• Work required:
Give the number of lines in this listing that contain "from", with no other words.

..............................

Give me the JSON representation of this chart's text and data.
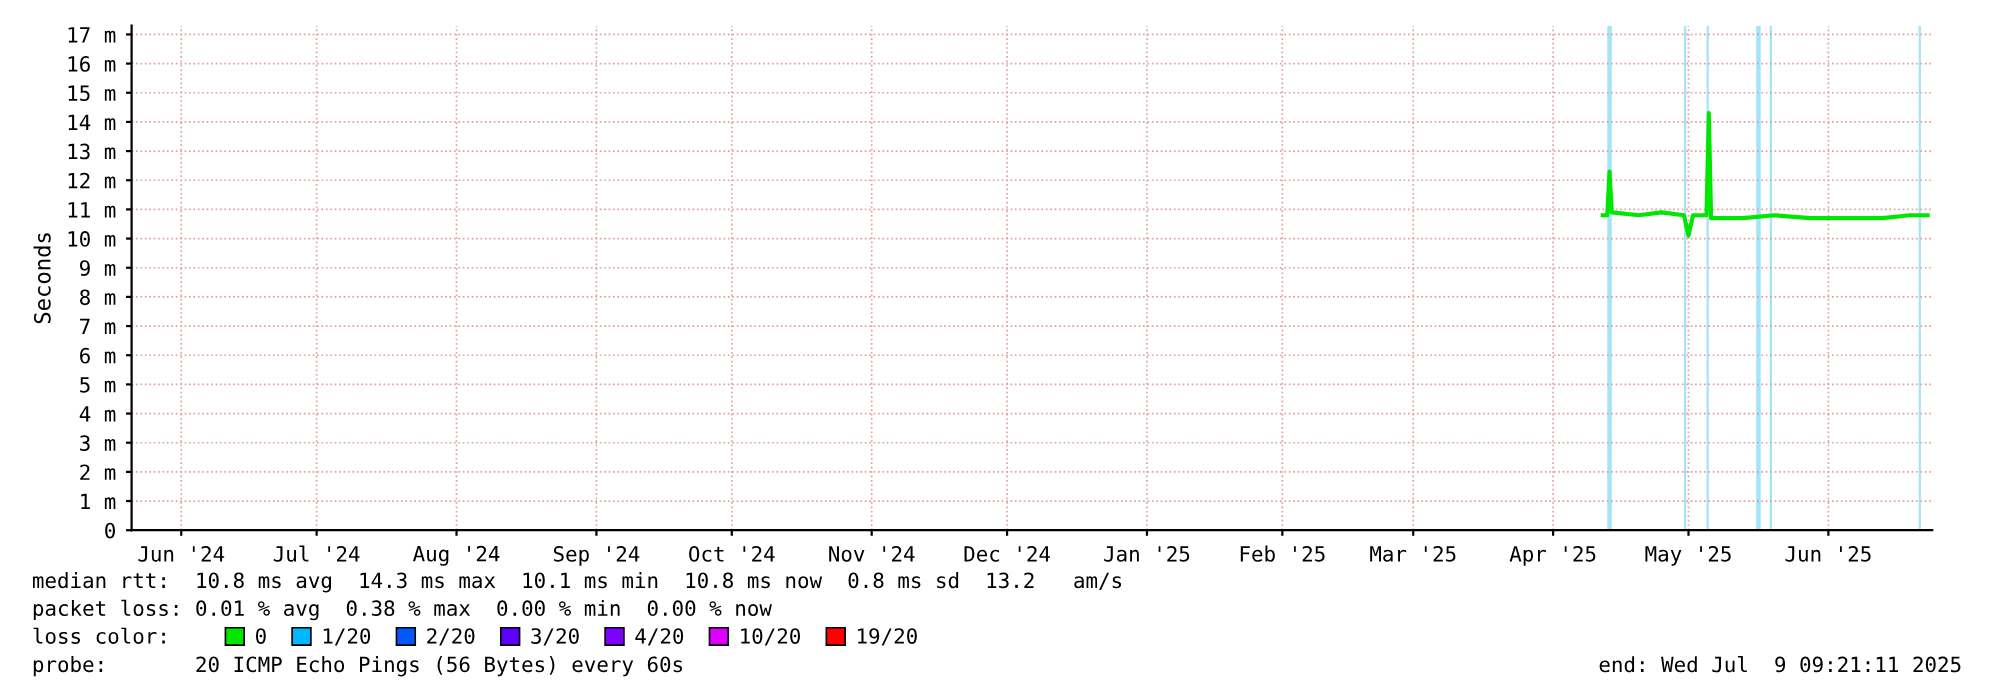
{
  "chart_data": {
    "type": "line",
    "ylabel": "Seconds",
    "x": [
      "2025-04-27",
      "2025-04-28",
      "2025-04-28T12:00",
      "2025-04-29",
      "2025-05-05",
      "2025-05-10",
      "2025-05-15",
      "2025-05-16",
      "2025-05-17",
      "2025-05-20",
      "2025-05-20T12:00",
      "2025-05-21",
      "2025-05-28",
      "2025-06-04",
      "2025-06-12",
      "2025-06-20",
      "2025-06-28",
      "2025-07-04",
      "2025-07-08"
    ],
    "series": [
      {
        "name": "0",
        "color": "#00e600",
        "values": [
          10.8,
          10.8,
          12.3,
          10.9,
          10.8,
          10.9,
          10.8,
          10.1,
          10.8,
          10.8,
          14.3,
          10.7,
          10.7,
          10.8,
          10.7,
          10.7,
          10.7,
          10.8,
          10.8
        ]
      },
      {
        "name": "1/20",
        "color": "#00b8ff",
        "values": [
          null,
          null,
          null,
          null,
          null,
          null,
          null,
          null,
          null,
          null,
          null,
          null,
          null,
          null,
          null,
          null,
          null,
          null,
          null
        ]
      },
      {
        "name": "2/20",
        "color": "#0059ff",
        "values": [
          null,
          null,
          null,
          null,
          null,
          null,
          null,
          null,
          null,
          null,
          null,
          null,
          null,
          null,
          null,
          null,
          null,
          null,
          null
        ]
      },
      {
        "name": "3/20",
        "color": "#5e00ff",
        "values": [
          null,
          null,
          null,
          null,
          null,
          null,
          null,
          null,
          null,
          null,
          null,
          null,
          null,
          null,
          null,
          null,
          null,
          null,
          null
        ]
      },
      {
        "name": "4/20",
        "color": "#7e00ff",
        "values": [
          null,
          null,
          null,
          null,
          null,
          null,
          null,
          null,
          null,
          null,
          null,
          null,
          null,
          null,
          null,
          null,
          null,
          null,
          null
        ]
      },
      {
        "name": "10/20",
        "color": "#dd00ff",
        "values": [
          null,
          null,
          null,
          null,
          null,
          null,
          null,
          null,
          null,
          null,
          null,
          null,
          null,
          null,
          null,
          null,
          null,
          null,
          null
        ]
      },
      {
        "name": "19/20",
        "color": "#ff0000",
        "values": [
          null,
          null,
          null,
          null,
          null,
          null,
          null,
          null,
          null,
          null,
          null,
          null,
          null,
          null,
          null,
          null,
          null,
          null,
          null
        ]
      }
    ],
    "legend_title": "loss color:",
    "legend": "bottom left",
    "xlim": [
      "2024-06-05",
      "2025-07-09"
    ],
    "xticks": [
      {
        "value": "2024-06-16",
        "label": "Jun '24"
      },
      {
        "value": "2024-07-16",
        "label": "Jul '24"
      },
      {
        "value": "2024-08-16",
        "label": "Aug '24"
      },
      {
        "value": "2024-09-16",
        "label": "Sep '24"
      },
      {
        "value": "2024-10-16",
        "label": "Oct '24"
      },
      {
        "value": "2024-11-16",
        "label": "Nov '24"
      },
      {
        "value": "2024-12-16",
        "label": "Dec '24"
      },
      {
        "value": "2025-01-16",
        "label": "Jan '25"
      },
      {
        "value": "2025-02-15",
        "label": "Feb '25"
      },
      {
        "value": "2025-03-16",
        "label": "Mar '25"
      },
      {
        "value": "2025-04-16",
        "label": "Apr '25"
      },
      {
        "value": "2025-05-16",
        "label": "May '25"
      },
      {
        "value": "2025-06-16",
        "label": "Jun '25"
      }
    ],
    "ylim": [
      0,
      17.3
    ],
    "yticks": [
      0,
      {
        "value": 1,
        "label": "1 m"
      },
      {
        "value": 2,
        "label": "2 m"
      },
      {
        "value": 3,
        "label": "3 m"
      },
      {
        "value": 4,
        "label": "4 m"
      },
      {
        "value": 5,
        "label": "5 m"
      },
      {
        "value": 6,
        "label": "6 m"
      },
      {
        "value": 7,
        "label": "7 m"
      },
      {
        "value": 8,
        "label": "8 m"
      },
      {
        "value": 9,
        "label": "9 m"
      },
      {
        "value": 10,
        "label": "10 m"
      },
      {
        "value": 11,
        "label": "11 m"
      },
      {
        "value": 12,
        "label": "12 m"
      },
      {
        "value": 13,
        "label": "13 m"
      },
      {
        "value": 14,
        "label": "14 m"
      },
      {
        "value": 15,
        "label": "15 m"
      },
      {
        "value": 16,
        "label": "16 m"
      },
      {
        "value": 17,
        "label": "17 m"
      }
    ],
    "grid": true,
    "bands": [
      {
        "axis": "x",
        "from": "2025-04-28",
        "to": "2025-04-29",
        "color": "#a6e3f7"
      },
      {
        "axis": "x",
        "from": "2025-05-15",
        "to": "2025-05-15T12:00",
        "color": "#a6e3f7"
      },
      {
        "axis": "x",
        "from": "2025-05-20",
        "to": "2025-05-20T12:00",
        "color": "#a6e3f7"
      },
      {
        "axis": "x",
        "from": "2025-05-31",
        "to": "2025-06-01",
        "color": "#a6e3f7"
      },
      {
        "axis": "x",
        "from": "2025-06-03",
        "to": "2025-06-03T12:00",
        "color": "#a6e3f7"
      },
      {
        "axis": "x",
        "from": "2025-07-06",
        "to": "2025-07-06T12:00",
        "color": "#a6e3f7"
      }
    ],
    "annotations": [
      "median rtt:  10.8 ms avg  14.3 ms max  10.1 ms min  10.8 ms now  0.8 ms sd  13.2   am/s",
      "packet loss: 0.01 % avg  0.38 % max  0.00 % min  0.00 % now",
      "probe:       20 ICMP Echo Pings (56 Bytes) every 60s",
      "end: Wed Jul  9 09:21:11 2025"
    ]
  }
}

..............................

• Solution to this task:
6